#### [Material provided]
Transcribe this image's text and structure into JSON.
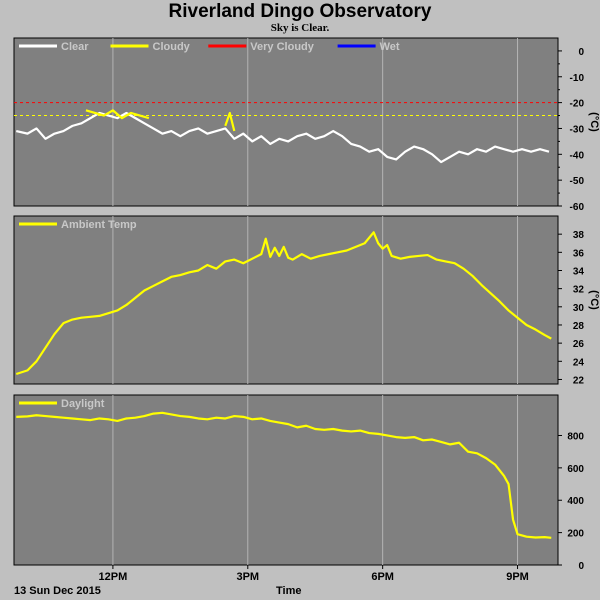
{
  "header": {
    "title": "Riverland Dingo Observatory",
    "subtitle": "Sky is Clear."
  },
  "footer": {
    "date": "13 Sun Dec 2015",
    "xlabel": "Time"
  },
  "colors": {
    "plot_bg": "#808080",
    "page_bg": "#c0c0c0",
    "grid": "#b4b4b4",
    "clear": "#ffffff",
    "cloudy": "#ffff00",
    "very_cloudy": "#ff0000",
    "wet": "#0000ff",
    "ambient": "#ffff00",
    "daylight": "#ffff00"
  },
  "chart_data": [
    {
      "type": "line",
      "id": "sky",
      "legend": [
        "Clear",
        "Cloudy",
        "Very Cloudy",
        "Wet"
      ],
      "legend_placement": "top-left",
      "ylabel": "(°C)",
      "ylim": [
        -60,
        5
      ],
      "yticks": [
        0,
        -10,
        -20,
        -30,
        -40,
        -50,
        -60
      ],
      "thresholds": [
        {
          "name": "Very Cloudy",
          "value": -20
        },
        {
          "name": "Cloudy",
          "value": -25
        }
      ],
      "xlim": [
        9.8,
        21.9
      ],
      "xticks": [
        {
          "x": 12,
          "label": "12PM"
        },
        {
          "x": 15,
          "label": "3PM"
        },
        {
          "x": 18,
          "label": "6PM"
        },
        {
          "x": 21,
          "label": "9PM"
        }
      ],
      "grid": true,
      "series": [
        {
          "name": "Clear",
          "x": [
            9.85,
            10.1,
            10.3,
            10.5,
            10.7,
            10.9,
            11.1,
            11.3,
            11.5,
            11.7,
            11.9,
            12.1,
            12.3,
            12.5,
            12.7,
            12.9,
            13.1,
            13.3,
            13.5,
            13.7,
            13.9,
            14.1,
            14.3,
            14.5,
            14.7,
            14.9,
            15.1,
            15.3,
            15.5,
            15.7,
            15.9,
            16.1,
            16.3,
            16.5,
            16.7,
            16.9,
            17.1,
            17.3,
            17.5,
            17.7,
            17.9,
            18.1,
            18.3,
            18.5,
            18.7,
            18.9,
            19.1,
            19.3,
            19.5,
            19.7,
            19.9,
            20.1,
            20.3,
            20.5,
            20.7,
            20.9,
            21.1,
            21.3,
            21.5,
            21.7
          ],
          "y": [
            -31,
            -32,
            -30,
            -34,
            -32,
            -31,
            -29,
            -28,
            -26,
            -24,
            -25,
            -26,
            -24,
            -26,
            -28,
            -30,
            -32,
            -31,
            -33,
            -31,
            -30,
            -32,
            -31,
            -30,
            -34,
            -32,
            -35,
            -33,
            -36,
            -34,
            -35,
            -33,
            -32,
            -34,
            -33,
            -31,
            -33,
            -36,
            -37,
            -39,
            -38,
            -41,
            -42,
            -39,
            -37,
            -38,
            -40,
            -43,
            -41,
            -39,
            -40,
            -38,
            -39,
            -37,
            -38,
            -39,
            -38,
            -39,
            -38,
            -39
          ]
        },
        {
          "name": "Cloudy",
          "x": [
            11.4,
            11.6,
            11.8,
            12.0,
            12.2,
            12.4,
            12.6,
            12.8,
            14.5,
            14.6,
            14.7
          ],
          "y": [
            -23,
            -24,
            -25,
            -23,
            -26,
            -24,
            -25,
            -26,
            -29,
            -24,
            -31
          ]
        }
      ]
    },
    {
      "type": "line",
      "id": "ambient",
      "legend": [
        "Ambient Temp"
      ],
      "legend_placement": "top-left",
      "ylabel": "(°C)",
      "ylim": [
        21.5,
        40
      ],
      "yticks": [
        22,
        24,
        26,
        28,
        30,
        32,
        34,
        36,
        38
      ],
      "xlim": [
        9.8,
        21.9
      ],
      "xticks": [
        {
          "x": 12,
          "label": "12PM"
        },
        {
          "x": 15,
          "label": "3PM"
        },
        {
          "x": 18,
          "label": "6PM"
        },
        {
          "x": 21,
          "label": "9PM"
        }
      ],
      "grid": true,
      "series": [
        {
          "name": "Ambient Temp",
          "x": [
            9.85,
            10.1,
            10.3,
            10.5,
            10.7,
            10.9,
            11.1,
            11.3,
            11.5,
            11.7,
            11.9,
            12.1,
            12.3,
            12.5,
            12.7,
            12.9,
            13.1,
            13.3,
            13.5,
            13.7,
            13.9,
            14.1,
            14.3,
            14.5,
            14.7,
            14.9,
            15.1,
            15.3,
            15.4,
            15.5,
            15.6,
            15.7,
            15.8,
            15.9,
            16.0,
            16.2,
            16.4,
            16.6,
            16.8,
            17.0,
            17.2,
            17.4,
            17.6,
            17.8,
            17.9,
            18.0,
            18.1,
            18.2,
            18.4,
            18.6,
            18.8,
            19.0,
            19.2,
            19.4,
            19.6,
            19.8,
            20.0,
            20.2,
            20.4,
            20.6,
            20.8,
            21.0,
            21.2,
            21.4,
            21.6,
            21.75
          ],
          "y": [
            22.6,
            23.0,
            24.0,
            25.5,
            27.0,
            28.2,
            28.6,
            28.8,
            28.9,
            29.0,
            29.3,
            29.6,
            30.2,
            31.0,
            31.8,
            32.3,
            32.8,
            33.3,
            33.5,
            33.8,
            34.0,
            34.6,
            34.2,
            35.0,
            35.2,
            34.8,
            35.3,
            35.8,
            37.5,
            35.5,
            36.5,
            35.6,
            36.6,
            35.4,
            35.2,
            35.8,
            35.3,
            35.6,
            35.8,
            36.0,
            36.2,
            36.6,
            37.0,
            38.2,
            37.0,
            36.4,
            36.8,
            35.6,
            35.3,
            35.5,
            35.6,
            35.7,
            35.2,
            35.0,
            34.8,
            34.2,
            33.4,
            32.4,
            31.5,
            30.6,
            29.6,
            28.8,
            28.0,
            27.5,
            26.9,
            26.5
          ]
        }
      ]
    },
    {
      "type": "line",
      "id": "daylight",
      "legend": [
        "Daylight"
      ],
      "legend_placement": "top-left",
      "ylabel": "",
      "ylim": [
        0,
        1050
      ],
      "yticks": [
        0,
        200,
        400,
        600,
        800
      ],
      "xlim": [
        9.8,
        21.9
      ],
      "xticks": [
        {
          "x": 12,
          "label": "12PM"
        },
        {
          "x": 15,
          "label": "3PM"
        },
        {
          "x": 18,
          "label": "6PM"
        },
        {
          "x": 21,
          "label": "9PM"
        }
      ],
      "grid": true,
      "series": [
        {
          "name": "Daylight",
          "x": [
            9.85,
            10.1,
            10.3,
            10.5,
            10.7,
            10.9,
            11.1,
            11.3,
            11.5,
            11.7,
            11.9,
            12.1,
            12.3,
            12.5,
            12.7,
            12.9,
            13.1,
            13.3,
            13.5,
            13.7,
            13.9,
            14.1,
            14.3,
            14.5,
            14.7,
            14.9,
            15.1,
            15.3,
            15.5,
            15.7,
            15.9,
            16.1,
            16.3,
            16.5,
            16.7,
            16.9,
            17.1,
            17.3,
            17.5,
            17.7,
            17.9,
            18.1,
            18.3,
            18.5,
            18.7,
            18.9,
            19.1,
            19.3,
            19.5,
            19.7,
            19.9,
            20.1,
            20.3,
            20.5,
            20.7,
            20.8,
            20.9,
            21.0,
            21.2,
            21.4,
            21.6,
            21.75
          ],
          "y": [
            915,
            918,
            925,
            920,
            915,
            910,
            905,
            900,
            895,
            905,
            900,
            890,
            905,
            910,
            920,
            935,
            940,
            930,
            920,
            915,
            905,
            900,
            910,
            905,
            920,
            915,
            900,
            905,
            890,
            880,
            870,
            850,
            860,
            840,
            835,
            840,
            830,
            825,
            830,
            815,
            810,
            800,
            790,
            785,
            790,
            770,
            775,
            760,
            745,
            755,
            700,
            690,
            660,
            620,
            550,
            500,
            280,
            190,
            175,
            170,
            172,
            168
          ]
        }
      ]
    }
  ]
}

#### [Exercise objective]
Choose all lines containing the string "name" and copy them out.

#### [Complete answer]
          "name": "Very Cloudy",
          "name": "Cloudy",
          "name": "Clear",
          "name": "Cloudy",
          "name": "Ambient Temp",
          "name": "Daylight",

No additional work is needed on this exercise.